(Extracts from a graphics dataset)
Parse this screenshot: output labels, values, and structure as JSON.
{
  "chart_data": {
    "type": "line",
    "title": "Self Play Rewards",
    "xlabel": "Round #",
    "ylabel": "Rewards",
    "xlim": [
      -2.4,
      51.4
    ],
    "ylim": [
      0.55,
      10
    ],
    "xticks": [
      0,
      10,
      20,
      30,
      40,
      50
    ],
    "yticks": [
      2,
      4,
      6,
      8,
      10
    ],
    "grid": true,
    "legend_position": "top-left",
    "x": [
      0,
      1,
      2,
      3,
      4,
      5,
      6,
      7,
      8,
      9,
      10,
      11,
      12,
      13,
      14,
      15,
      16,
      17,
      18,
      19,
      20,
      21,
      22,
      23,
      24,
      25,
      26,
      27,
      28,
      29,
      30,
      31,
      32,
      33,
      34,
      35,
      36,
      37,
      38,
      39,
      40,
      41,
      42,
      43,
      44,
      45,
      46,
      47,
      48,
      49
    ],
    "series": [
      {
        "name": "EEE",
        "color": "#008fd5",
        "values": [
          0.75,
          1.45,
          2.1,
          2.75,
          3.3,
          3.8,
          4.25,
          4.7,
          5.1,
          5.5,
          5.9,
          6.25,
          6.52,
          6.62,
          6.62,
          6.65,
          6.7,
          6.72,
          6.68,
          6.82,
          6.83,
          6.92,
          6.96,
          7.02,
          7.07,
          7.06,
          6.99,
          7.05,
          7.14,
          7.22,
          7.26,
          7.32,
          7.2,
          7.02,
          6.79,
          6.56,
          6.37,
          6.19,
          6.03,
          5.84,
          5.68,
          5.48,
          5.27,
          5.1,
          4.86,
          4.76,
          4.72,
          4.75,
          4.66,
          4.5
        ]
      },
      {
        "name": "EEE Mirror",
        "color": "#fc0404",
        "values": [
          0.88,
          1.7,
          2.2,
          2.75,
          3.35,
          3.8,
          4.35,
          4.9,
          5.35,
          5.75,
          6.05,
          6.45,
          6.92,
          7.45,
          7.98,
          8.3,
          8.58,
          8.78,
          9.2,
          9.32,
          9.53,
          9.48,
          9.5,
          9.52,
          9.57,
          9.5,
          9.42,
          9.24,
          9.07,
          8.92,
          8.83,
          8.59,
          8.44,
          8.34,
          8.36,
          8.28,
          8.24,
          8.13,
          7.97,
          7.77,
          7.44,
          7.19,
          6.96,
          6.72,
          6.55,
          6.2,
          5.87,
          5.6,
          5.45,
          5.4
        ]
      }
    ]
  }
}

WHAT THE EXERCISE ASKS - Transcribe every record above exactly as it appears.

SOLUTION BELOW -
Parse this screenshot: output labels, values, and structure as JSON.
{
  "chart_data": {
    "type": "line",
    "title": "Self Play Rewards",
    "xlabel": "Round #",
    "ylabel": "Rewards",
    "xlim": [
      -2.4,
      51.4
    ],
    "ylim": [
      0.55,
      10
    ],
    "xticks": [
      0,
      10,
      20,
      30,
      40,
      50
    ],
    "yticks": [
      2,
      4,
      6,
      8,
      10
    ],
    "grid": true,
    "legend_position": "top-left",
    "x": [
      0,
      1,
      2,
      3,
      4,
      5,
      6,
      7,
      8,
      9,
      10,
      11,
      12,
      13,
      14,
      15,
      16,
      17,
      18,
      19,
      20,
      21,
      22,
      23,
      24,
      25,
      26,
      27,
      28,
      29,
      30,
      31,
      32,
      33,
      34,
      35,
      36,
      37,
      38,
      39,
      40,
      41,
      42,
      43,
      44,
      45,
      46,
      47,
      48,
      49
    ],
    "series": [
      {
        "name": "EEE",
        "color": "#008fd5",
        "values": [
          0.75,
          1.45,
          2.1,
          2.75,
          3.3,
          3.8,
          4.25,
          4.7,
          5.1,
          5.5,
          5.9,
          6.25,
          6.52,
          6.62,
          6.62,
          6.65,
          6.7,
          6.72,
          6.68,
          6.82,
          6.83,
          6.92,
          6.96,
          7.02,
          7.07,
          7.06,
          6.99,
          7.05,
          7.14,
          7.22,
          7.26,
          7.32,
          7.2,
          7.02,
          6.79,
          6.56,
          6.37,
          6.19,
          6.03,
          5.84,
          5.68,
          5.48,
          5.27,
          5.1,
          4.86,
          4.76,
          4.72,
          4.75,
          4.66,
          4.5
        ]
      },
      {
        "name": "EEE Mirror",
        "color": "#fc0404",
        "values": [
          0.88,
          1.7,
          2.2,
          2.75,
          3.35,
          3.8,
          4.35,
          4.9,
          5.35,
          5.75,
          6.05,
          6.45,
          6.92,
          7.45,
          7.98,
          8.3,
          8.58,
          8.78,
          9.2,
          9.32,
          9.53,
          9.48,
          9.5,
          9.52,
          9.57,
          9.5,
          9.42,
          9.24,
          9.07,
          8.92,
          8.83,
          8.59,
          8.44,
          8.34,
          8.36,
          8.28,
          8.24,
          8.13,
          7.97,
          7.77,
          7.44,
          7.19,
          6.96,
          6.72,
          6.55,
          6.2,
          5.87,
          5.6,
          5.45,
          5.4
        ]
      }
    ]
  }
}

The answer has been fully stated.